Exercise task: From the records below, pull each line that has "Brewer".

........

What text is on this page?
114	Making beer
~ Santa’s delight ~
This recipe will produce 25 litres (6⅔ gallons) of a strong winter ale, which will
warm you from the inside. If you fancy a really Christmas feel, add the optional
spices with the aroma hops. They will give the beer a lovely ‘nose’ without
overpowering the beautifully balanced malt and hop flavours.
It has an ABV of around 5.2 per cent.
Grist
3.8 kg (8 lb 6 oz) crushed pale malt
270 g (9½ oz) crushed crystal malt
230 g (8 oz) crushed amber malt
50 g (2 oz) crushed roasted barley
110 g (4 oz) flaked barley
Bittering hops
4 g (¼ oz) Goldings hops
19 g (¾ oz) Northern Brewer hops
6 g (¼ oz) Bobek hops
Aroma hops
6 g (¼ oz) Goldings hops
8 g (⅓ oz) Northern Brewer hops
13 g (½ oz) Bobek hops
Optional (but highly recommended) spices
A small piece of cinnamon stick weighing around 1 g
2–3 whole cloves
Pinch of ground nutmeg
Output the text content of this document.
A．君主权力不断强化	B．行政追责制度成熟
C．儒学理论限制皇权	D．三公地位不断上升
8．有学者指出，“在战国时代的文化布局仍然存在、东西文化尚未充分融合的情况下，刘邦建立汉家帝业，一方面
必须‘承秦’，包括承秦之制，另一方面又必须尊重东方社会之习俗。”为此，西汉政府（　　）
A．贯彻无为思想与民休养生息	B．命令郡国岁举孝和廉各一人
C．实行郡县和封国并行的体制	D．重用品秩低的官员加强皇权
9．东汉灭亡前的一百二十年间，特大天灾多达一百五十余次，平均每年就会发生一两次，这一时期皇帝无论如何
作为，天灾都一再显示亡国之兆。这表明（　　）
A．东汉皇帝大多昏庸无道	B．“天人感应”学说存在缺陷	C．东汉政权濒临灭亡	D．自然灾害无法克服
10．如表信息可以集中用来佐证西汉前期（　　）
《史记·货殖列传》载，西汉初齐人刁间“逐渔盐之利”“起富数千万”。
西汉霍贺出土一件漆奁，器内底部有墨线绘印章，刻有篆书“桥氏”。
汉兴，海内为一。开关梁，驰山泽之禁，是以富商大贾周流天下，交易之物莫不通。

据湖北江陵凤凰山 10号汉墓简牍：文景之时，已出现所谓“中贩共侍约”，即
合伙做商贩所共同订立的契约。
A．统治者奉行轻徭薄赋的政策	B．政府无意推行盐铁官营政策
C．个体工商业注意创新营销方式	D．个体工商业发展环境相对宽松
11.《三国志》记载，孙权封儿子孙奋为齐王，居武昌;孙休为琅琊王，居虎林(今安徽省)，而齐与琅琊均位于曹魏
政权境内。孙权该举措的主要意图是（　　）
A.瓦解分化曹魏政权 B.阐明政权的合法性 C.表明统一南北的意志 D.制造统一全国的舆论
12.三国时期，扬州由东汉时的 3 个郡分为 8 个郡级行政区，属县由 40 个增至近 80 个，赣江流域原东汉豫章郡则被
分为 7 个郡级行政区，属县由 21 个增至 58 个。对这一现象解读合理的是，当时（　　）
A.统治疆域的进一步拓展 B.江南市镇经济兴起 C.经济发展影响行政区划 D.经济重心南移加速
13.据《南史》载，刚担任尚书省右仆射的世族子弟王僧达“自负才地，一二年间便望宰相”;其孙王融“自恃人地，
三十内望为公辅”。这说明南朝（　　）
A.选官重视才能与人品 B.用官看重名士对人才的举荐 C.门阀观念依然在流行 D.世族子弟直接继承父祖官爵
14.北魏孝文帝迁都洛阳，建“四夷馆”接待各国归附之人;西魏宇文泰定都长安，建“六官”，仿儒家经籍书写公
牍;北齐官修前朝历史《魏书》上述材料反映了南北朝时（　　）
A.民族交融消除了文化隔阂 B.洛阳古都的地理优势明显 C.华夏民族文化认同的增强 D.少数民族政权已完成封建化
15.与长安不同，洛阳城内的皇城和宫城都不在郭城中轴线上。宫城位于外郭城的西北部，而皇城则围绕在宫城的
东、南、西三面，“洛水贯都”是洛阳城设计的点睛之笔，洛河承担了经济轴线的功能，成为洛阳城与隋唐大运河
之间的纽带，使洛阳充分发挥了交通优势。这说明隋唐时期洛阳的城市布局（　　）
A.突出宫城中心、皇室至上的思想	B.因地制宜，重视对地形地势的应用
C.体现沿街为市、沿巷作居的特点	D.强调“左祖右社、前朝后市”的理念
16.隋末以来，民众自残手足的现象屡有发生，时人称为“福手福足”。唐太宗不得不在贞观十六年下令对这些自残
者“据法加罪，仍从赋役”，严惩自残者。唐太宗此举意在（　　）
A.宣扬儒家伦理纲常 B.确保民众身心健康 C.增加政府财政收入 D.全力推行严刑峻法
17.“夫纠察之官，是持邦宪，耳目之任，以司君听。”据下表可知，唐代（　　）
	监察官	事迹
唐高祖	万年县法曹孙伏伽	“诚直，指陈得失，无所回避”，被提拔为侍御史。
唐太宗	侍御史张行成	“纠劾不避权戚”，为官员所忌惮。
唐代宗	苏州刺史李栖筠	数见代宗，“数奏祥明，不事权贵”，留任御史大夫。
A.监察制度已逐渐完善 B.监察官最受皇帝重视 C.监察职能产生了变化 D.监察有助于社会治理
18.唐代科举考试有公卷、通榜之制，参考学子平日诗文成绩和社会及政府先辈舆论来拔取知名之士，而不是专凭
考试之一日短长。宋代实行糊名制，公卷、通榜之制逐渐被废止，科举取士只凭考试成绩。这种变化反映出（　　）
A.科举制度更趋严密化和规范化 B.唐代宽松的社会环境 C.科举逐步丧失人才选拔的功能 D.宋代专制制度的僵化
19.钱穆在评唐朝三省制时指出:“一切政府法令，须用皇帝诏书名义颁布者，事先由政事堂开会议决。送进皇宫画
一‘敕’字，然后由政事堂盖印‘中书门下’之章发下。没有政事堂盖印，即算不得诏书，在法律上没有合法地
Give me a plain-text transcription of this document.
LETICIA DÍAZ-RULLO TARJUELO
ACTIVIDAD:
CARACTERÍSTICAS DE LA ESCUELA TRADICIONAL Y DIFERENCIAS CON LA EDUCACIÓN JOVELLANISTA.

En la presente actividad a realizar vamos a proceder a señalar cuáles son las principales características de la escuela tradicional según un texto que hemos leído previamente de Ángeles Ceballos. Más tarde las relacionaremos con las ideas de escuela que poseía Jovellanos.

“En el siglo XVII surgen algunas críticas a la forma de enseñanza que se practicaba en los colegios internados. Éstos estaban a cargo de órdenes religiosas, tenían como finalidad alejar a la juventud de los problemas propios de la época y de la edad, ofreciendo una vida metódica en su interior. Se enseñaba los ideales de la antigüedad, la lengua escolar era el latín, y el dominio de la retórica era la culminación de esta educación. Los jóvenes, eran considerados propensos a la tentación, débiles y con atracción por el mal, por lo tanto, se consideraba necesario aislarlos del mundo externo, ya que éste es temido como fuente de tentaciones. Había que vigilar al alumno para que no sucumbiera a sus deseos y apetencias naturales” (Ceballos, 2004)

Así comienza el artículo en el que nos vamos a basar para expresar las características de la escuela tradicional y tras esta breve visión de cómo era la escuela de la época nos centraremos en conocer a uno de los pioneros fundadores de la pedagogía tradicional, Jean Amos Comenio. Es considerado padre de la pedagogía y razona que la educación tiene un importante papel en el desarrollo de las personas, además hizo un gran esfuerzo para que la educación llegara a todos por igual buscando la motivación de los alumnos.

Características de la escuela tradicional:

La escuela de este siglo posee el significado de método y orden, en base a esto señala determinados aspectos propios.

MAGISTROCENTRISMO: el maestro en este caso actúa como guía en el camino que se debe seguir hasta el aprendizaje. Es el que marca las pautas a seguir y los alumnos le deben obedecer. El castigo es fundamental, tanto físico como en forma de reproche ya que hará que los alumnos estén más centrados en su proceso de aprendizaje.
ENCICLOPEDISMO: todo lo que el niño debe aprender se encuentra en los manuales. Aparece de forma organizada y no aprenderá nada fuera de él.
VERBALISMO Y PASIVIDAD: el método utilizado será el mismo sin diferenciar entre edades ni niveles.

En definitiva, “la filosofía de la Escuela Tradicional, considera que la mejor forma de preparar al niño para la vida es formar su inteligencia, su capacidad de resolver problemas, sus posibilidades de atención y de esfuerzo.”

........

Output:
19 g (¾ oz) Northern Brewer hops
8 g (⅓ oz) Northern Brewer hops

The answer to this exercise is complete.